[Stored data entries]
* * * * * * * * *
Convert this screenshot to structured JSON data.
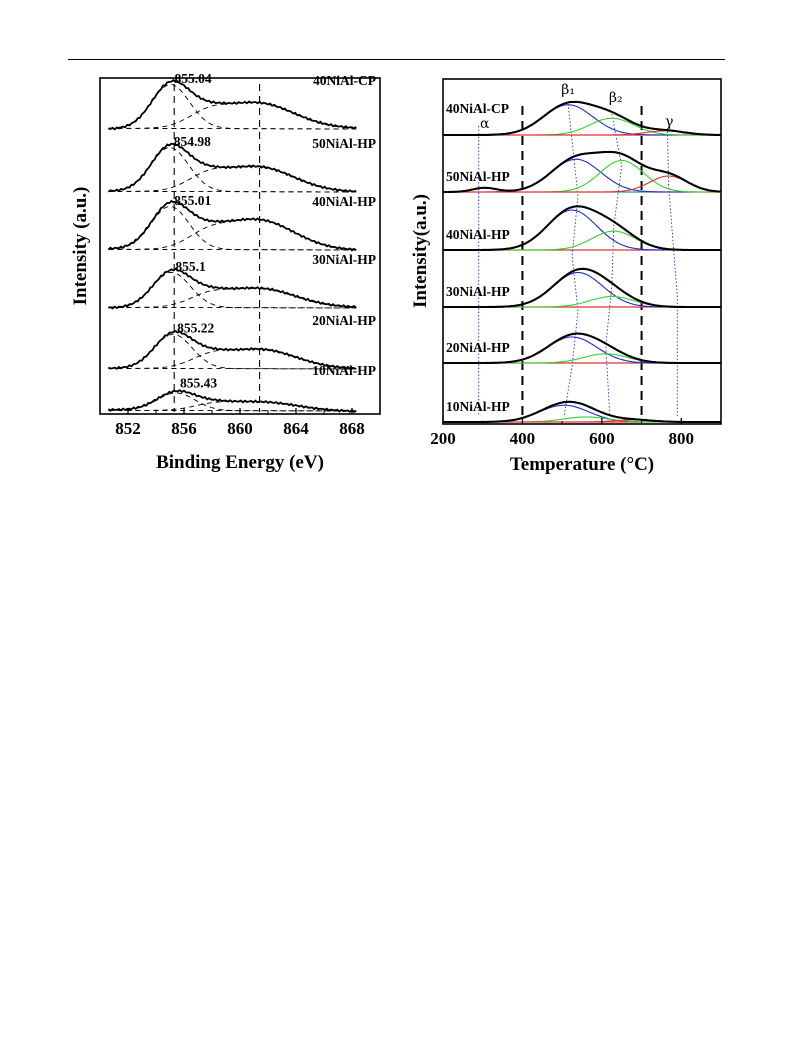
{
  "chart_data": [
    {
      "panel": "left",
      "type": "line",
      "xlabel": "Binding Energy (eV)",
      "ylabel": "Intensity (a.u.)",
      "xlim": [
        850,
        870
      ],
      "xticks": [
        852,
        856,
        860,
        864,
        868
      ],
      "reference_lines_x": [
        855.3,
        861.4
      ],
      "series": [
        {
          "name": "40NiAl-CP",
          "peak_label": "855.04",
          "main_peak": 855.04,
          "main_height": 1.0,
          "sat_peak": 861.2,
          "sat_height": 0.58
        },
        {
          "name": "50NiAl-HP",
          "peak_label": "854.98",
          "main_peak": 854.98,
          "main_height": 1.0,
          "sat_peak": 861.2,
          "sat_height": 0.58
        },
        {
          "name": "40NiAl-HP",
          "peak_label": "855.01",
          "main_peak": 855.01,
          "main_height": 0.98,
          "sat_peak": 861.2,
          "sat_height": 0.68
        },
        {
          "name": "30NiAl-HP",
          "peak_label": "855.1",
          "main_peak": 855.1,
          "main_height": 0.8,
          "sat_peak": 861.3,
          "sat_height": 0.43
        },
        {
          "name": "20NiAl-HP",
          "peak_label": "855.22",
          "main_peak": 855.22,
          "main_height": 0.78,
          "sat_peak": 861.4,
          "sat_height": 0.45
        },
        {
          "name": "10NiAl-HP",
          "peak_label": "855.43",
          "main_peak": 855.43,
          "main_height": 0.4,
          "sat_peak": 861.5,
          "sat_height": 0.2
        }
      ]
    },
    {
      "panel": "right",
      "type": "line",
      "xlabel": "Temperature (°C)",
      "ylabel": "Intensity(a.u.)",
      "xlim": [
        200,
        900
      ],
      "xticks": [
        200,
        400,
        600,
        800
      ],
      "region_labels": [
        {
          "text": "α",
          "x": 305
        },
        {
          "text": "β₁",
          "x": 515
        },
        {
          "text": "β₂",
          "x": 635
        },
        {
          "text": "γ",
          "x": 770
        }
      ],
      "boundaries": [
        400,
        700
      ],
      "series": [
        {
          "name": "40NiAl-CP",
          "peaks": [
            {
              "center": 515,
              "height": 0.72,
              "color": "#1f2fd0"
            },
            {
              "center": 625,
              "height": 0.4,
              "color": "#2bd62b"
            },
            {
              "center": 760,
              "height": 0.1,
              "color": "#e03030"
            }
          ]
        },
        {
          "name": "50NiAl-HP",
          "peaks": [
            {
              "center": 305,
              "height": 0.1,
              "color": "#19a0a8"
            },
            {
              "center": 535,
              "height": 0.78,
              "color": "#1f2fd0"
            },
            {
              "center": 650,
              "height": 0.75,
              "color": "#2bd62b"
            },
            {
              "center": 768,
              "height": 0.38,
              "color": "#e03030"
            }
          ]
        },
        {
          "name": "40NiAl-HP",
          "peaks": [
            {
              "center": 525,
              "height": 0.95,
              "color": "#1f2fd0"
            },
            {
              "center": 630,
              "height": 0.45,
              "color": "#2bd62b"
            }
          ]
        },
        {
          "name": "30NiAl-HP",
          "peaks": [
            {
              "center": 540,
              "height": 0.82,
              "color": "#1f2fd0"
            },
            {
              "center": 625,
              "height": 0.25,
              "color": "#2bd62b"
            }
          ]
        },
        {
          "name": "20NiAl-HP",
          "peaks": [
            {
              "center": 525,
              "height": 0.62,
              "color": "#1f2fd0"
            },
            {
              "center": 610,
              "height": 0.22,
              "color": "#2bd62b"
            }
          ]
        },
        {
          "name": "10NiAl-HP",
          "peaks": [
            {
              "center": 505,
              "height": 0.4,
              "color": "#1f2fd0"
            },
            {
              "center": 560,
              "height": 0.12,
              "color": "#2bd62b"
            },
            {
              "center": 680,
              "height": 0.05,
              "color": "#e03030"
            }
          ]
        }
      ]
    }
  ]
}
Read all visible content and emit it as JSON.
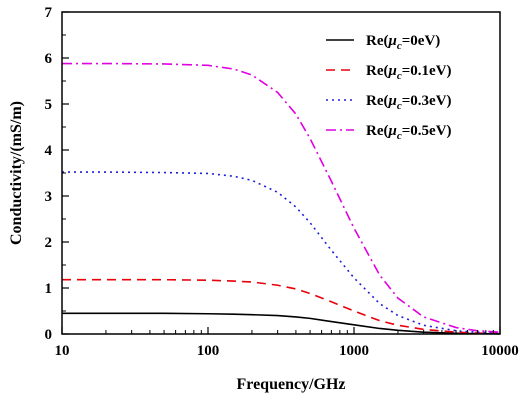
* * * * * * * * *
SET PROBLEM »
All of the entries need to be transcribed word for word; pictures are left out.

THE RESPONSE »
Convert this screenshot to structured JSON data.
{
  "chart_data": [
    {
      "panel": "left",
      "type": "line",
      "xlabel": "Binding Energy (eV)",
      "ylabel": "Intensity (a.u.)",
      "xlim": [
        850,
        870
      ],
      "xticks": [
        852,
        856,
        860,
        864,
        868
      ],
      "reference_lines_x": [
        855.3,
        861.4
      ],
      "series": [
        {
          "name": "40NiAl-CP",
          "peak_label": "855.04",
          "main_peak": 855.04,
          "main_height": 1.0,
          "sat_peak": 861.2,
          "sat_height": 0.58
        },
        {
          "name": "50NiAl-HP",
          "peak_label": "854.98",
          "main_peak": 854.98,
          "main_height": 1.0,
          "sat_peak": 861.2,
          "sat_height": 0.58
        },
        {
          "name": "40NiAl-HP",
          "peak_label": "855.01",
          "main_peak": 855.01,
          "main_height": 0.98,
          "sat_peak": 861.2,
          "sat_height": 0.68
        },
        {
          "name": "30NiAl-HP",
          "peak_label": "855.1",
          "main_peak": 855.1,
          "main_height": 0.8,
          "sat_peak": 861.3,
          "sat_height": 0.43
        },
        {
          "name": "20NiAl-HP",
          "peak_label": "855.22",
          "main_peak": 855.22,
          "main_height": 0.78,
          "sat_peak": 861.4,
          "sat_height": 0.45
        },
        {
          "name": "10NiAl-HP",
          "peak_label": "855.43",
          "main_peak": 855.43,
          "main_height": 0.4,
          "sat_peak": 861.5,
          "sat_height": 0.2
        }
      ]
    },
    {
      "panel": "right",
      "type": "line",
      "xlabel": "Temperature (°C)",
      "ylabel": "Intensity(a.u.)",
      "xlim": [
        200,
        900
      ],
      "xticks": [
        200,
        400,
        600,
        800
      ],
      "region_labels": [
        {
          "text": "α",
          "x": 305
        },
        {
          "text": "β₁",
          "x": 515
        },
        {
          "text": "β₂",
          "x": 635
        },
        {
          "text": "γ",
          "x": 770
        }
      ],
      "boundaries": [
        400,
        700
      ],
      "series": [
        {
          "name": "40NiAl-CP",
          "peaks": [
            {
              "center": 515,
              "height": 0.72,
              "color": "#1f2fd0"
            },
            {
              "center": 625,
              "height": 0.4,
              "color": "#2bd62b"
            },
            {
              "center": 760,
              "height": 0.1,
              "color": "#e03030"
            }
          ]
        },
        {
          "name": "50NiAl-HP",
          "peaks": [
            {
              "center": 305,
              "height": 0.1,
              "color": "#19a0a8"
            },
            {
              "center": 535,
              "height": 0.78,
              "color": "#1f2fd0"
            },
            {
              "center": 650,
              "height": 0.75,
              "color": "#2bd62b"
            },
            {
              "center": 768,
              "height": 0.38,
              "color": "#e03030"
            }
          ]
        },
        {
          "name": "40NiAl-HP",
          "peaks": [
            {
              "center": 525,
              "height": 0.95,
              "color": "#1f2fd0"
            },
            {
              "center": 630,
              "height": 0.45,
              "color": "#2bd62b"
            }
          ]
        },
        {
          "name": "30NiAl-HP",
          "peaks": [
            {
              "center": 540,
              "height": 0.82,
              "color": "#1f2fd0"
            },
            {
              "center": 625,
              "height": 0.25,
              "color": "#2bd62b"
            }
          ]
        },
        {
          "name": "20NiAl-HP",
          "peaks": [
            {
              "center": 525,
              "height": 0.62,
              "color": "#1f2fd0"
            },
            {
              "center": 610,
              "height": 0.22,
              "color": "#2bd62b"
            }
          ]
        },
        {
          "name": "10NiAl-HP",
          "peaks": [
            {
              "center": 505,
              "height": 0.4,
              "color": "#1f2fd0"
            },
            {
              "center": 560,
              "height": 0.12,
              "color": "#2bd62b"
            },
            {
              "center": 680,
              "height": 0.05,
              "color": "#e03030"
            }
          ]
        }
      ]
    }
  ]
}
Read all visible content and emit it as JSON.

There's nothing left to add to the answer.